╔══

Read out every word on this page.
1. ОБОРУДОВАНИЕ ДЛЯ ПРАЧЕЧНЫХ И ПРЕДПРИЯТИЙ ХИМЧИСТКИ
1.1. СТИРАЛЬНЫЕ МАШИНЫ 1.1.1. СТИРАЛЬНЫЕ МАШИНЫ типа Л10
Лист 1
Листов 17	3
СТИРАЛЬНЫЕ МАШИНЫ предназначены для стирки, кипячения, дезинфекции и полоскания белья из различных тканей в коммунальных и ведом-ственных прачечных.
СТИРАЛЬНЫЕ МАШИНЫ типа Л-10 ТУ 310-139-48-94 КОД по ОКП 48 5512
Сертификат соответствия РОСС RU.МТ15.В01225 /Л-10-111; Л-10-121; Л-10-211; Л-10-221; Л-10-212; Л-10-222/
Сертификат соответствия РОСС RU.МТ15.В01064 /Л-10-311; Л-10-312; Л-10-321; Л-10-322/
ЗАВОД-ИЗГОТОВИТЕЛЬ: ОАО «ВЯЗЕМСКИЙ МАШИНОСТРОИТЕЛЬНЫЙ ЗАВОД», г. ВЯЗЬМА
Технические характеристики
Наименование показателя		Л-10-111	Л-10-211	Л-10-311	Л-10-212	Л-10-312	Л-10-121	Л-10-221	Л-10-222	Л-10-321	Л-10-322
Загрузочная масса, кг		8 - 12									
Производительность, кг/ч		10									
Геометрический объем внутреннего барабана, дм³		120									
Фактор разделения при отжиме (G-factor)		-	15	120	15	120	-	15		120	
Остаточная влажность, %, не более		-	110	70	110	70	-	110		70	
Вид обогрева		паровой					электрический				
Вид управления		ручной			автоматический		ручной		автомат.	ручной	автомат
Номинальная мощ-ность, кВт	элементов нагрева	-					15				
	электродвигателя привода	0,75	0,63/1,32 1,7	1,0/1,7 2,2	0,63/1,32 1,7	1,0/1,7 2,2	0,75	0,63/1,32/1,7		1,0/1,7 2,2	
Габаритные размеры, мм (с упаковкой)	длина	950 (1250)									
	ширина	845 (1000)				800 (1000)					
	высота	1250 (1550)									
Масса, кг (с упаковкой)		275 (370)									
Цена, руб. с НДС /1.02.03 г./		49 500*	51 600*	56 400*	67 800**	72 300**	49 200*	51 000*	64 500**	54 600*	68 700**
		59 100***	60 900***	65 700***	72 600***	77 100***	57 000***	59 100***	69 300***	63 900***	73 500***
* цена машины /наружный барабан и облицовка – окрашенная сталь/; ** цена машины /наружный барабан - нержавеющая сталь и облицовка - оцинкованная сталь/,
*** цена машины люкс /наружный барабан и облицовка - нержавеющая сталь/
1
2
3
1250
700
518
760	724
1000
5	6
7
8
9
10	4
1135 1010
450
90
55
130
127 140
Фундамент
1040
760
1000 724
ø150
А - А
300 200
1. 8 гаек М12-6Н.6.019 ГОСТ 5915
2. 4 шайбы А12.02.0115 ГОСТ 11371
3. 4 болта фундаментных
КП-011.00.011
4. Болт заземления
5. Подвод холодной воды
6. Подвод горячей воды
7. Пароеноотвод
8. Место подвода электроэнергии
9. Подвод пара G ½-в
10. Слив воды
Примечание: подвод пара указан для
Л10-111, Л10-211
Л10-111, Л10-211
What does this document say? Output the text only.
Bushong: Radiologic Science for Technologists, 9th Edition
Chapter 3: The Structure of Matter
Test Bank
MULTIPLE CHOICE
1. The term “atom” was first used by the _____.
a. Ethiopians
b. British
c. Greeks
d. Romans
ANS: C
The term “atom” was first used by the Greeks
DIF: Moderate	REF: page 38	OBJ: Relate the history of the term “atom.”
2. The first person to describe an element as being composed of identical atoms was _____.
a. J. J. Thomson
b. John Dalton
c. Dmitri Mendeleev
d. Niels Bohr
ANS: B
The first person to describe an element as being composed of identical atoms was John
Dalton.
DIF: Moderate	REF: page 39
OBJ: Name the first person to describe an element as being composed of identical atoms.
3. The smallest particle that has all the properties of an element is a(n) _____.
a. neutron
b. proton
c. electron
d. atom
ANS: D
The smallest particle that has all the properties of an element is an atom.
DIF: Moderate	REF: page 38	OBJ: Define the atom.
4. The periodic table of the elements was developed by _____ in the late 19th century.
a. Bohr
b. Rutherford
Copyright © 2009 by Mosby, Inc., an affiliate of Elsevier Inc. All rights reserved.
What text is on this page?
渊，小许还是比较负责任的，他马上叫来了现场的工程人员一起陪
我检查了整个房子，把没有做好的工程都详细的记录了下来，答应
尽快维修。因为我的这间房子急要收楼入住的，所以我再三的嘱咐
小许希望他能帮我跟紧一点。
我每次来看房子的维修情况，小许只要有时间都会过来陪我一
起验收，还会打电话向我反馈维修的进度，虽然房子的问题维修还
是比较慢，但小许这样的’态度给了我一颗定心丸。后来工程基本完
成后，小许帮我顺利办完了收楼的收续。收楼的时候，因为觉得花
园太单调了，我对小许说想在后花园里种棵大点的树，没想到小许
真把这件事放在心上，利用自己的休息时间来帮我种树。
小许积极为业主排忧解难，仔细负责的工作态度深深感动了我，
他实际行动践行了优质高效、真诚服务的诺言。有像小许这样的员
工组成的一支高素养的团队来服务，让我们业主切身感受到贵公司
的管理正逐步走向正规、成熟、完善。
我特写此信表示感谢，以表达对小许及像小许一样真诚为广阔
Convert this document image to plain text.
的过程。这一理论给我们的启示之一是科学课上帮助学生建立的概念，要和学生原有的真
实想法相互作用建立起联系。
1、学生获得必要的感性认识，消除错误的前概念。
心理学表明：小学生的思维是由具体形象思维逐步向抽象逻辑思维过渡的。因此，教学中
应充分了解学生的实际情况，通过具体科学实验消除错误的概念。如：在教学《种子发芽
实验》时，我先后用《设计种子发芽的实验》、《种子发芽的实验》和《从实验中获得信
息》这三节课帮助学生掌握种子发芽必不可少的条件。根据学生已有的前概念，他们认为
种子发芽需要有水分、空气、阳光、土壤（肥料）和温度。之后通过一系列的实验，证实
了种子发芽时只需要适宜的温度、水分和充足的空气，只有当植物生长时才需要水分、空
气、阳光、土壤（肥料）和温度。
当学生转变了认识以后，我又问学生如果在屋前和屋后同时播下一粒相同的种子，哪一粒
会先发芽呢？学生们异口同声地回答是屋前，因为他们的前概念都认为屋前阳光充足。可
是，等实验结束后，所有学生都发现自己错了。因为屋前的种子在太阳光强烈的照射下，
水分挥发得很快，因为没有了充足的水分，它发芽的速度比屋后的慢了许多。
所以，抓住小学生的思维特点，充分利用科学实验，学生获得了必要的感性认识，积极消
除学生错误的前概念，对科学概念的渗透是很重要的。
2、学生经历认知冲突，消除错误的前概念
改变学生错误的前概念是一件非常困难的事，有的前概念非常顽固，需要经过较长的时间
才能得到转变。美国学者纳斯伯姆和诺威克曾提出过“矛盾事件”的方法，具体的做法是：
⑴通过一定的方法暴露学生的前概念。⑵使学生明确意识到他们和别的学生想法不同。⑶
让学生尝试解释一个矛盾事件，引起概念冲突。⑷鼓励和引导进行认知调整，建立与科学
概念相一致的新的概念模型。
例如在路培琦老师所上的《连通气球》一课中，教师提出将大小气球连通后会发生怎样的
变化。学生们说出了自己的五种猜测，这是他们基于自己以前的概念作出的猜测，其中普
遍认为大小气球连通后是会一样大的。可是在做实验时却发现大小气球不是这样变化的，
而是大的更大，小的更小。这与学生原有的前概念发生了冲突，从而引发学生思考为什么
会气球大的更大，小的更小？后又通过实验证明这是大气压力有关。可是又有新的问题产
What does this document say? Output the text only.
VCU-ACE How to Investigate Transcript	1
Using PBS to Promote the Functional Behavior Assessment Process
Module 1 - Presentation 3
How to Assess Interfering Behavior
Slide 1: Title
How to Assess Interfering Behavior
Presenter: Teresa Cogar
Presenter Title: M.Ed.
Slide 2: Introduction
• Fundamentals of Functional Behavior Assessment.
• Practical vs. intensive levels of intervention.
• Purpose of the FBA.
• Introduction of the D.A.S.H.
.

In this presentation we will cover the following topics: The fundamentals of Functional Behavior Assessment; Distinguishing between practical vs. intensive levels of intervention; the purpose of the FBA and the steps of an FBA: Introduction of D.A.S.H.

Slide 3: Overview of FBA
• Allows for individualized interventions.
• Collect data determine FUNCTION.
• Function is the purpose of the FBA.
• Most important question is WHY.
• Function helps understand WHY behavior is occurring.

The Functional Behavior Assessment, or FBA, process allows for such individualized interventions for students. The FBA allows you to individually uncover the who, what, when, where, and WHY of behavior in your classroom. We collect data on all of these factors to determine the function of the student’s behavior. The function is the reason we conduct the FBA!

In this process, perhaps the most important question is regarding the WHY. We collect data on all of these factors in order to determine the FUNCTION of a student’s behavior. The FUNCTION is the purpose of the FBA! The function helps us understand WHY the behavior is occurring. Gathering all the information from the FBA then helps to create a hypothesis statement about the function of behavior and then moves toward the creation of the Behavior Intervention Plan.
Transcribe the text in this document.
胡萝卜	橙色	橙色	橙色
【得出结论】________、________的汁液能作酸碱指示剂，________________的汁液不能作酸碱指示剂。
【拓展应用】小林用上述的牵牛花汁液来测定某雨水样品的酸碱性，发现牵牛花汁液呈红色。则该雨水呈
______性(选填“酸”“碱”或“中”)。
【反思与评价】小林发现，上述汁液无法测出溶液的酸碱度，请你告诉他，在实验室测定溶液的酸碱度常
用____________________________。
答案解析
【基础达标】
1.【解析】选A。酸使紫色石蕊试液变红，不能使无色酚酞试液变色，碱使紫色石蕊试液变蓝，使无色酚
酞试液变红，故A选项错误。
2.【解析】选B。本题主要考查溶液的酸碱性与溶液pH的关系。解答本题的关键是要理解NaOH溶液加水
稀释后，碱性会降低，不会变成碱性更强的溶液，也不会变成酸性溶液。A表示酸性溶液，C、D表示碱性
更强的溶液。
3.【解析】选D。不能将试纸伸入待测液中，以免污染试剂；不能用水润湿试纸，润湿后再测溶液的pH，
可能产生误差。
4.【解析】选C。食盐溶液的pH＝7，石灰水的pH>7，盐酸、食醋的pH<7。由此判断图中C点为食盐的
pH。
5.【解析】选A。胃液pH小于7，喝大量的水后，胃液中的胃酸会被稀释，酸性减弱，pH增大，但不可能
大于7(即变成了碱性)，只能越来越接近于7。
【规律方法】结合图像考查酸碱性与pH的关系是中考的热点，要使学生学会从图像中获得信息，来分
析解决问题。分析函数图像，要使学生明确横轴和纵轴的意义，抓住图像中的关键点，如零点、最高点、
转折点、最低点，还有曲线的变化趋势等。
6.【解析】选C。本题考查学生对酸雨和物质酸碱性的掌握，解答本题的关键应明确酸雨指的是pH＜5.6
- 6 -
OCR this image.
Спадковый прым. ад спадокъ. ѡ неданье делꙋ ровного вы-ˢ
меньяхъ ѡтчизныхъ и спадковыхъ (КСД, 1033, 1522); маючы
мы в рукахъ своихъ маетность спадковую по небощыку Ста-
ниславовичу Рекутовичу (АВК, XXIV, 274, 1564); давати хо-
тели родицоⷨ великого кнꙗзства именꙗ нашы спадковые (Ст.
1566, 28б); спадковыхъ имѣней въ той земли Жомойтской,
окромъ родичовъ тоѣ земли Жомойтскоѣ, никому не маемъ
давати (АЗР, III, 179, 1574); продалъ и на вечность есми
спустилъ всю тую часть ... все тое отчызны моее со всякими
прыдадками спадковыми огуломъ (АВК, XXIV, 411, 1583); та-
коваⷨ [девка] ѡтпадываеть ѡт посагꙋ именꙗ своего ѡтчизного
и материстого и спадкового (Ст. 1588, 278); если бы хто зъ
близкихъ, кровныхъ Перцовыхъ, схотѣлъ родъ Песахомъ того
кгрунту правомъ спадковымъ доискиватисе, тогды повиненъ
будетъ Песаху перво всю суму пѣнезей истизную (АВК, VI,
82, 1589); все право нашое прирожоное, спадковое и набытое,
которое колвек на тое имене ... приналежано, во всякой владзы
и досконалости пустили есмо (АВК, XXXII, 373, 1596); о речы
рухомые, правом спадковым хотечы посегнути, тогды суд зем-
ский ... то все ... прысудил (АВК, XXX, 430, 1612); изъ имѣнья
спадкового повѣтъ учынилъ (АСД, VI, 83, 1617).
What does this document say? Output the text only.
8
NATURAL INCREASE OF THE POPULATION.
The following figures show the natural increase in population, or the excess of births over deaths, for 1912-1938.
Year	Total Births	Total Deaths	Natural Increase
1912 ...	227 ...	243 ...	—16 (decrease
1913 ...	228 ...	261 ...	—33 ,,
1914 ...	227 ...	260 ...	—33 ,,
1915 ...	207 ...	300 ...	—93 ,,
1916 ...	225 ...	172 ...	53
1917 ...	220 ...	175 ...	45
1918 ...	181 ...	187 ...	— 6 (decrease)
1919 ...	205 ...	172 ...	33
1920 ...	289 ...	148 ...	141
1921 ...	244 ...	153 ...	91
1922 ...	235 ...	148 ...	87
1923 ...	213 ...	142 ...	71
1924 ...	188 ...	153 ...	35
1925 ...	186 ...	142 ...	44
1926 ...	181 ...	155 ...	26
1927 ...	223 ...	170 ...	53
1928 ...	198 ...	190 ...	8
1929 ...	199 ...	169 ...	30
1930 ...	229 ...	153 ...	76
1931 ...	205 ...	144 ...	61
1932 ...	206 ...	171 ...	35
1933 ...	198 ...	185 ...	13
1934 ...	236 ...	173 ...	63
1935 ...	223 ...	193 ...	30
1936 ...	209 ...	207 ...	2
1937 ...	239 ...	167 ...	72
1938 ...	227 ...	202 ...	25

╚══

_Directions_:
State the number of lines in these entries that include the string "smallest". Provide nothing beyond that number.

_Output for this exercise_:
2